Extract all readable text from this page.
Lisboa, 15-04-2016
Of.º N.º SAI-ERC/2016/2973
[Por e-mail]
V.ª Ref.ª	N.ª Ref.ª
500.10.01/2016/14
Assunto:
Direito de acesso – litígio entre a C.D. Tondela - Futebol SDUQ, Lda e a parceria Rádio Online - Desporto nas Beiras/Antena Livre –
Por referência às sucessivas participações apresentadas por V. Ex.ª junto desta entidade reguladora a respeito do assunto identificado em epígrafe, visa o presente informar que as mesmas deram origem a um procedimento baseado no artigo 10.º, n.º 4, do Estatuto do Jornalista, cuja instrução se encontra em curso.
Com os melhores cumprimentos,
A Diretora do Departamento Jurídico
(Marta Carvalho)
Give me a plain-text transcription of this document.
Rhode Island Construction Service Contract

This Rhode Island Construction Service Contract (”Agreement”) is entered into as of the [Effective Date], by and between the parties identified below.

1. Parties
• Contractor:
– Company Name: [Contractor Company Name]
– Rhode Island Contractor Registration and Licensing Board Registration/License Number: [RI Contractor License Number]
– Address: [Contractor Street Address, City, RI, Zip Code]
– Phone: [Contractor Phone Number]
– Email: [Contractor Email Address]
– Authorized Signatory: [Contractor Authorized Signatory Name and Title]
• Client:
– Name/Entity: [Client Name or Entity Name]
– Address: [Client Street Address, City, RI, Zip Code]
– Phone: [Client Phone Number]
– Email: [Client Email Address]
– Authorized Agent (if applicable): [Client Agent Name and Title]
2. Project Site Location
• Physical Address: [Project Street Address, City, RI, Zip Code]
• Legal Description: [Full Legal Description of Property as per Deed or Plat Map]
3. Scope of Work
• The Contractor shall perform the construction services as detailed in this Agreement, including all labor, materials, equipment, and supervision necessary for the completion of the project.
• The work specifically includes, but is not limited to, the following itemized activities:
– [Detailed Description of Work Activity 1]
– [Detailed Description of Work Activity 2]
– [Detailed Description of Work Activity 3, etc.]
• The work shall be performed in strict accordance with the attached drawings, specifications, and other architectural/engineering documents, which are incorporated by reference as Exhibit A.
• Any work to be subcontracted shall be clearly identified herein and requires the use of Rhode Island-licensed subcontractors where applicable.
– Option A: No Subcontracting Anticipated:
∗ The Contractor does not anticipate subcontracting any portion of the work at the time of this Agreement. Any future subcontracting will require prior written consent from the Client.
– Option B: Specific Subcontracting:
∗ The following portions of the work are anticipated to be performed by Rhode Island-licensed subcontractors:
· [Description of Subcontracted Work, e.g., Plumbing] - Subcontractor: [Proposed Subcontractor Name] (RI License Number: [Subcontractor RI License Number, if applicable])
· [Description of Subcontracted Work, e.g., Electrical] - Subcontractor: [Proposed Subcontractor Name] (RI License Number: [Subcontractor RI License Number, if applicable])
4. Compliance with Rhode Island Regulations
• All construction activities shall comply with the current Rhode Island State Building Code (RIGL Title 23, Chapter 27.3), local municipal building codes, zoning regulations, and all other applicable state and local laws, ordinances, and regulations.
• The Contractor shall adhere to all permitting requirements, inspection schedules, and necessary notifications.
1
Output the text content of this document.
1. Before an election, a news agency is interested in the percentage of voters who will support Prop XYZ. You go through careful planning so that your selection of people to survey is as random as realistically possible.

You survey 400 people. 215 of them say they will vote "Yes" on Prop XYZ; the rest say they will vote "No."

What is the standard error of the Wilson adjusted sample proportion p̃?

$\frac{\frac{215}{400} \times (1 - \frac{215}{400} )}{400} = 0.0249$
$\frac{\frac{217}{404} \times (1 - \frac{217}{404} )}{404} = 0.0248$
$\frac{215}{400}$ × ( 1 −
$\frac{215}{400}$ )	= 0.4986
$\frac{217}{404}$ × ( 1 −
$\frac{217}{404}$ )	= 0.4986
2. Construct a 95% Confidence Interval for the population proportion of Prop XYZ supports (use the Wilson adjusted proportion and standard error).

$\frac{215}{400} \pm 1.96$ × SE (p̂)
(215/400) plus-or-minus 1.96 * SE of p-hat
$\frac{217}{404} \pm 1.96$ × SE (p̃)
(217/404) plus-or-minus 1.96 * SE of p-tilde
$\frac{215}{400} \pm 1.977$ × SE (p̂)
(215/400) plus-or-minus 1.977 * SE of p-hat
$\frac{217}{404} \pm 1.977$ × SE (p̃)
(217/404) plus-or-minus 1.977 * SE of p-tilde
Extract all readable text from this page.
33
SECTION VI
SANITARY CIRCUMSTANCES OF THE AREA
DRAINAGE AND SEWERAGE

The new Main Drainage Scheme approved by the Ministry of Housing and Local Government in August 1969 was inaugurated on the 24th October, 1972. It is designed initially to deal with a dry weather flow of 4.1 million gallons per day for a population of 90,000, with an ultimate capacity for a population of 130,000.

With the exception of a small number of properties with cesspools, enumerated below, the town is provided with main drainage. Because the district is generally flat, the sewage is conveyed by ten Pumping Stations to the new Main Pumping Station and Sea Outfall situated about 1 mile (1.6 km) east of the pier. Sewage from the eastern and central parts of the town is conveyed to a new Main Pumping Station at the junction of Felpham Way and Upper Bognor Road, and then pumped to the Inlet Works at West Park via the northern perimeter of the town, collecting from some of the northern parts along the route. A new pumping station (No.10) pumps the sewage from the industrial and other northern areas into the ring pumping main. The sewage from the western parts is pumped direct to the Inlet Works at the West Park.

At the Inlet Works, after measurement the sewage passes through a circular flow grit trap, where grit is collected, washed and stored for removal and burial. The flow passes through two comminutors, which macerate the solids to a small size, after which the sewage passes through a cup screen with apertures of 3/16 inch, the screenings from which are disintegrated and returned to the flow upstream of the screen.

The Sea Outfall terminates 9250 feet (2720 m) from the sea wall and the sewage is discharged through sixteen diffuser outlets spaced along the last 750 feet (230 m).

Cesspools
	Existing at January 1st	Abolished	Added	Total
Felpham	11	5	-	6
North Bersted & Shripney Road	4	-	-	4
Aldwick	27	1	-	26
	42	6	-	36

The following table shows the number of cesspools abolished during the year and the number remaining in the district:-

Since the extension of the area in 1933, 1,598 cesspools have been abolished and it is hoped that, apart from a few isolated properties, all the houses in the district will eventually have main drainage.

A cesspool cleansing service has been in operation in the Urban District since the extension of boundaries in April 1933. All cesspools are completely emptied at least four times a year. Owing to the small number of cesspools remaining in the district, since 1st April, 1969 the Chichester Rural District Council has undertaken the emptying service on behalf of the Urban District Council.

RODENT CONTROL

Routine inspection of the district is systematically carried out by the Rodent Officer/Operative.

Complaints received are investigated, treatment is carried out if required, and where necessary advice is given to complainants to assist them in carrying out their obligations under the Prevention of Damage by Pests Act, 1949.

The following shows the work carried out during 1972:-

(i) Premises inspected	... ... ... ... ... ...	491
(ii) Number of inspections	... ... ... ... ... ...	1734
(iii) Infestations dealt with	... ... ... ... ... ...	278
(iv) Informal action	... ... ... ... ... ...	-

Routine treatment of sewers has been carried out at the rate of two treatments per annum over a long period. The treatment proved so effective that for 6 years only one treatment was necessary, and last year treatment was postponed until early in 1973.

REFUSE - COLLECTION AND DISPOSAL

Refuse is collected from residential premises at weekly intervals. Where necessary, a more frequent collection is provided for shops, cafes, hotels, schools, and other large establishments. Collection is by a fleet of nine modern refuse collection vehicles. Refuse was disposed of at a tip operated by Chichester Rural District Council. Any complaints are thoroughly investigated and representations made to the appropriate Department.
_ _ _ _
→ WRITTEN INSTRUCTION
Copy out all of the records shown above exactly.

→ THE REPLY
Extract all readable text from this page.
Lisboa, 15-04-2016
Of.º N.º SAI-ERC/2016/2973
[Por e-mail]
V.ª Ref.ª	N.ª Ref.ª
500.10.01/2016/14
Assunto:
Direito de acesso – litígio entre a C.D. Tondela - Futebol SDUQ, Lda e a parceria Rádio Online - Desporto nas Beiras/Antena Livre –
Por referência às sucessivas participações apresentadas por V. Ex.ª junto desta entidade reguladora a respeito do assunto identificado em epígrafe, visa o presente informar que as mesmas deram origem a um procedimento baseado no artigo 10.º, n.º 4, do Estatuto do Jornalista, cuja instrução se encontra em curso.
Com os melhores cumprimentos,
A Diretora do Departamento Jurídico
(Marta Carvalho)
Give me a plain-text transcription of this document.
Rhode Island Construction Service Contract

This Rhode Island Construction Service Contract (”Agreement”) is entered into as of the [Effective Date], by and between the parties identified below.

1. Parties
• Contractor:
– Company Name: [Contractor Company Name]
– Rhode Island Contractor Registration and Licensing Board Registration/License Number: [RI Contractor License Number]
– Address: [Contractor Street Address, City, RI, Zip Code]
– Phone: [Contractor Phone Number]
– Email: [Contractor Email Address]
– Authorized Signatory: [Contractor Authorized Signatory Name and Title]
• Client:
– Name/Entity: [Client Name or Entity Name]
– Address: [Client Street Address, City, RI, Zip Code]
– Phone: [Client Phone Number]
– Email: [Client Email Address]
– Authorized Agent (if applicable): [Client Agent Name and Title]
2. Project Site Location
• Physical Address: [Project Street Address, City, RI, Zip Code]
• Legal Description: [Full Legal Description of Property as per Deed or Plat Map]
3. Scope of Work
• The Contractor shall perform the construction services as detailed in this Agreement, including all labor, materials, equipment, and supervision necessary for the completion of the project.
• The work specifically includes, but is not limited to, the following itemized activities:
– [Detailed Description of Work Activity 1]
– [Detailed Description of Work Activity 2]
– [Detailed Description of Work Activity 3, etc.]
• The work shall be performed in strict accordance with the attached drawings, specifications, and other architectural/engineering documents, which are incorporated by reference as Exhibit A.
• Any work to be subcontracted shall be clearly identified herein and requires the use of Rhode Island-licensed subcontractors where applicable.
– Option A: No Subcontracting Anticipated:
∗ The Contractor does not anticipate subcontracting any portion of the work at the time of this Agreement. Any future subcontracting will require prior written consent from the Client.
– Option B: Specific Subcontracting:
∗ The following portions of the work are anticipated to be performed by Rhode Island-licensed subcontractors:
· [Description of Subcontracted Work, e.g., Plumbing] - Subcontractor: [Proposed Subcontractor Name] (RI License Number: [Subcontractor RI License Number, if applicable])
· [Description of Subcontracted Work, e.g., Electrical] - Subcontractor: [Proposed Subcontractor Name] (RI License Number: [Subcontractor RI License Number, if applicable])
4. Compliance with Rhode Island Regulations
• All construction activities shall comply with the current Rhode Island State Building Code (RIGL Title 23, Chapter 27.3), local municipal building codes, zoning regulations, and all other applicable state and local laws, ordinances, and regulations.
• The Contractor shall adhere to all permitting requirements, inspection schedules, and necessary notifications.
1
Output the text content of this document.
1. Before an election, a news agency is interested in the percentage of voters who will support Prop XYZ. You go through careful planning so that your selection of people to survey is as random as realistically possible.

You survey 400 people. 215 of them say they will vote "Yes" on Prop XYZ; the rest say they will vote "No."

What is the standard error of the Wilson adjusted sample proportion p̃?

$\frac{\frac{215}{400} \times (1 - \frac{215}{400} )}{400} = 0.0249$
$\frac{\frac{217}{404} \times (1 - \frac{217}{404} )}{404} = 0.0248$
$\frac{215}{400}$ × ( 1 −
$\frac{215}{400}$ )	= 0.4986
$\frac{217}{404}$ × ( 1 −
$\frac{217}{404}$ )	= 0.4986
2. Construct a 95% Confidence Interval for the population proportion of Prop XYZ supports (use the Wilson adjusted proportion and standard error).

$\frac{215}{400} \pm 1.96$ × SE (p̂)
(215/400) plus-or-minus 1.96 * SE of p-hat
$\frac{217}{404} \pm 1.96$ × SE (p̃)
(217/404) plus-or-minus 1.96 * SE of p-tilde
$\frac{215}{400} \pm 1.977$ × SE (p̂)
(215/400) plus-or-minus 1.977 * SE of p-hat
$\frac{217}{404} \pm 1.977$ × SE (p̃)
(217/404) plus-or-minus 1.977 * SE of p-tilde
Extract all readable text from this page.
33
SECTION VI
SANITARY CIRCUMSTANCES OF THE AREA
DRAINAGE AND SEWERAGE

The new Main Drainage Scheme approved by the Ministry of Housing and Local Government in August 1969 was inaugurated on the 24th October, 1972. It is designed initially to deal with a dry weather flow of 4.1 million gallons per day for a population of 90,000, with an ultimate capacity for a population of 130,000.

With the exception of a small number of properties with cesspools, enumerated below, the town is provided with main drainage. Because the district is generally flat, the sewage is conveyed by ten Pumping Stations to the new Main Pumping Station and Sea Outfall situated about 1 mile (1.6 km) east of the pier. Sewage from the eastern and central parts of the town is conveyed to a new Main Pumping Station at the junction of Felpham Way and Upper Bognor Road, and then pumped to the Inlet Works at West Park via the northern perimeter of the town, collecting from some of the northern parts along the route. A new pumping station (No.10) pumps the sewage from the industrial and other northern areas into the ring pumping main. The sewage from the western parts is pumped direct to the Inlet Works at the West Park.

At the Inlet Works, after measurement the sewage passes through a circular flow grit trap, where grit is collected, washed and stored for removal and burial. The flow passes through two comminutors, which macerate the solids to a small size, after which the sewage passes through a cup screen with apertures of 3/16 inch, the screenings from which are disintegrated and returned to the flow upstream of the screen.

The Sea Outfall terminates 9250 feet (2720 m) from the sea wall and the sewage is discharged through sixteen diffuser outlets spaced along the last 750 feet (230 m).

Cesspools
	Existing at January 1st	Abolished	Added	Total
Felpham	11	5	-	6
North Bersted & Shripney Road	4	-	-	4
Aldwick	27	1	-	26
	42	6	-	36

The following table shows the number of cesspools abolished during the year and the number remaining in the district:-

Since the extension of the area in 1933, 1,598 cesspools have been abolished and it is hoped that, apart from a few isolated properties, all the houses in the district will eventually have main drainage.

A cesspool cleansing service has been in operation in the Urban District since the extension of boundaries in April 1933. All cesspools are completely emptied at least four times a year. Owing to the small number of cesspools remaining in the district, since 1st April, 1969 the Chichester Rural District Council has undertaken the emptying service on behalf of the Urban District Council.

RODENT CONTROL

Routine inspection of the district is systematically carried out by the Rodent Officer/Operative.

Complaints received are investigated, treatment is carried out if required, and where necessary advice is given to complainants to assist them in carrying out their obligations under the Prevention of Damage by Pests Act, 1949.

The following shows the work carried out during 1972:-

(i) Premises inspected	... ... ... ... ... ...	491
(ii) Number of inspections	... ... ... ... ... ...	1734
(iii) Infestations dealt with	... ... ... ... ... ...	278
(iv) Informal action	... ... ... ... ... ...	-

Routine treatment of sewers has been carried out at the rate of two treatments per annum over a long period. The treatment proved so effective that for 6 years only one treatment was necessary, and last year treatment was postponed until early in 1973.

REFUSE - COLLECTION AND DISPOSAL

Refuse is collected from residential premises at weekly intervals. Where necessary, a more frequent collection is provided for shops, cafes, hotels, schools, and other large establishments. Collection is by a fleet of nine modern refuse collection vehicles. Refuse was disposed of at a tip operated by Chichester Rural District Council. Any complaints are thoroughly investigated and representations made to the appropriate Department.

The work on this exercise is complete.